_Stated exercise:_ Transcribe the full listing below exactly.

_Records for this exercise:_
=======

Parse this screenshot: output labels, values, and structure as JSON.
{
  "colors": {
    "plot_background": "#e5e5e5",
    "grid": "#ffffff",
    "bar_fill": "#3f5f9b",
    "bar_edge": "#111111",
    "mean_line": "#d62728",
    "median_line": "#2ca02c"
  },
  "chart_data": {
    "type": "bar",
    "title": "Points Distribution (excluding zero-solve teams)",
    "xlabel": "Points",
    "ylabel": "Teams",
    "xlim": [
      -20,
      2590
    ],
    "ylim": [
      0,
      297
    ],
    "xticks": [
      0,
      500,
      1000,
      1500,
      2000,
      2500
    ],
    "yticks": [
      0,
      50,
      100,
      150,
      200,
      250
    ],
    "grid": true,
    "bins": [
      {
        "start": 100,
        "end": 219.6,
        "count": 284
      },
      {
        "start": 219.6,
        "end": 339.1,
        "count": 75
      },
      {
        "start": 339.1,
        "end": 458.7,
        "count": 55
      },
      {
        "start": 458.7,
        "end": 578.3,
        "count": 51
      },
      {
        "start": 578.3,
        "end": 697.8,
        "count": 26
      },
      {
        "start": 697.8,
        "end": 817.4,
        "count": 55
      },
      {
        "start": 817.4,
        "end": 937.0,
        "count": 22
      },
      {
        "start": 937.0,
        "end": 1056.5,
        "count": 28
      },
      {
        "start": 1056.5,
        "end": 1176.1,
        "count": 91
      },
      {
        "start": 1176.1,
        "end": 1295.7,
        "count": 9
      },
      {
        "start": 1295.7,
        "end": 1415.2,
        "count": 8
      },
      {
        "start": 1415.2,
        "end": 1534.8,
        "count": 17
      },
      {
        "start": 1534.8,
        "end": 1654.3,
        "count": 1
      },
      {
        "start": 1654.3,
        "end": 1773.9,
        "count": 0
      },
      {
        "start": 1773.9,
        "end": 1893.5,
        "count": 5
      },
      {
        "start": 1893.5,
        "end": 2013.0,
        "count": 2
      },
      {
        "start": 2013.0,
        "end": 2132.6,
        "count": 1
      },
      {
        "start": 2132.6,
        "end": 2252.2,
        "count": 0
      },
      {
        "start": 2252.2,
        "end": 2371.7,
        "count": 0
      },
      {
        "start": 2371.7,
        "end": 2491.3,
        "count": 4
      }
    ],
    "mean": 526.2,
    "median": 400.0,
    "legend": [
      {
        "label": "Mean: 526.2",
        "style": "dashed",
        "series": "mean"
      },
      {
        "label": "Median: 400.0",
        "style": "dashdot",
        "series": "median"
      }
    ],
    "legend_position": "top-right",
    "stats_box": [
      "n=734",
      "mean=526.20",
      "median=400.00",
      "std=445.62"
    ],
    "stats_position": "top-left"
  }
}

=======

_Task result:_
Parse this screenshot: output labels, values, and structure as JSON.
{
  "colors": {
    "plot_background": "#e5e5e5",
    "grid": "#ffffff",
    "bar_fill": "#3f5f9b",
    "bar_edge": "#111111",
    "mean_line": "#d62728",
    "median_line": "#2ca02c"
  },
  "chart_data": {
    "type": "bar",
    "title": "Points Distribution (excluding zero-solve teams)",
    "xlabel": "Points",
    "ylabel": "Teams",
    "xlim": [
      -20,
      2590
    ],
    "ylim": [
      0,
      297
    ],
    "xticks": [
      0,
      500,
      1000,
      1500,
      2000,
      2500
    ],
    "yticks": [
      0,
      50,
      100,
      150,
      200,
      250
    ],
    "grid": true,
    "bins": [
      {
        "start": 100,
        "end": 219.6,
        "count": 284
      },
      {
        "start": 219.6,
        "end": 339.1,
        "count": 75
      },
      {
        "start": 339.1,
        "end": 458.7,
        "count": 55
      },
      {
        "start": 458.7,
        "end": 578.3,
        "count": 51
      },
      {
        "start": 578.3,
        "end": 697.8,
        "count": 26
      },
      {
        "start": 697.8,
        "end": 817.4,
        "count": 55
      },
      {
        "start": 817.4,
        "end": 937.0,
        "count": 22
      },
      {
        "start": 937.0,
        "end": 1056.5,
        "count": 28
      },
      {
        "start": 1056.5,
        "end": 1176.1,
        "count": 91
      },
      {
        "start": 1176.1,
        "end": 1295.7,
        "count": 9
      },
      {
        "start": 1295.7,
        "end": 1415.2,
        "count": 8
      },
      {
        "start": 1415.2,
        "end": 1534.8,
        "count": 17
      },
      {
        "start": 1534.8,
        "end": 1654.3,
        "count": 1
      },
      {
        "start": 1654.3,
        "end": 1773.9,
        "count": 0
      },
      {
        "start": 1773.9,
        "end": 1893.5,
        "count": 5
      },
      {
        "start": 1893.5,
        "end": 2013.0,
        "count": 2
      },
      {
        "start": 2013.0,
        "end": 2132.6,
        "count": 1
      },
      {
        "start": 2132.6,
        "end": 2252.2,
        "count": 0
      },
      {
        "start": 2252.2,
        "end": 2371.7,
        "count": 0
      },
      {
        "start": 2371.7,
        "end": 2491.3,
        "count": 4
      }
    ],
    "mean": 526.2,
    "median": 400.0,
    "legend": [
      {
        "label": "Mean: 526.2",
        "style": "dashed",
        "series": "mean"
      },
      {
        "label": "Median: 400.0",
        "style": "dashdot",
        "series": "median"
      }
    ],
    "legend_position": "top-right",
    "stats_box": [
      "n=734",
      "mean=526.20",
      "median=400.00",
      "std=445.62"
    ],
    "stats_position": "top-left"
  }
}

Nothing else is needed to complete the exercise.